__WHAT IS EXPECTED__:
Work through the data below and give the number of lines holding "niệm", nothing more.

* Begin *

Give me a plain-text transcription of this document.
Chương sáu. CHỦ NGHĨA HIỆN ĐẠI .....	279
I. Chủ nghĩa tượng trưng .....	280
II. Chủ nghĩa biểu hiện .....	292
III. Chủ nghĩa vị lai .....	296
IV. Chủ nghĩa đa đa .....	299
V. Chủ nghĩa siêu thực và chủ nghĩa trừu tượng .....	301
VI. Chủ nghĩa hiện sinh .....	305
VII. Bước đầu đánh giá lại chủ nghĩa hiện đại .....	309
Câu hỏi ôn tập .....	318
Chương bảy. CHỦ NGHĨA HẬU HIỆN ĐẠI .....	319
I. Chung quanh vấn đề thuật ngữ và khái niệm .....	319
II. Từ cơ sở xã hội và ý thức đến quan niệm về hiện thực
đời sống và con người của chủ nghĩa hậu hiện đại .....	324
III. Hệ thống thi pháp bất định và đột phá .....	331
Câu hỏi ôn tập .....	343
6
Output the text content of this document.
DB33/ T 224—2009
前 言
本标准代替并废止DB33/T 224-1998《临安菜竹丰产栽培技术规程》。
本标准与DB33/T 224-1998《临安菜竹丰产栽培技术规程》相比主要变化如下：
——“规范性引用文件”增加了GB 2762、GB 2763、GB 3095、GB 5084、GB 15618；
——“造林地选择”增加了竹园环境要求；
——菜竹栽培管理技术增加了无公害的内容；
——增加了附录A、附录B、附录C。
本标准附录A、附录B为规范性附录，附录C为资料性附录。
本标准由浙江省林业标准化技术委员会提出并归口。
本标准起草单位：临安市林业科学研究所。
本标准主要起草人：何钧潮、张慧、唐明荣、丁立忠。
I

* End *

__OUTPUT FOR THIS TASK__:
2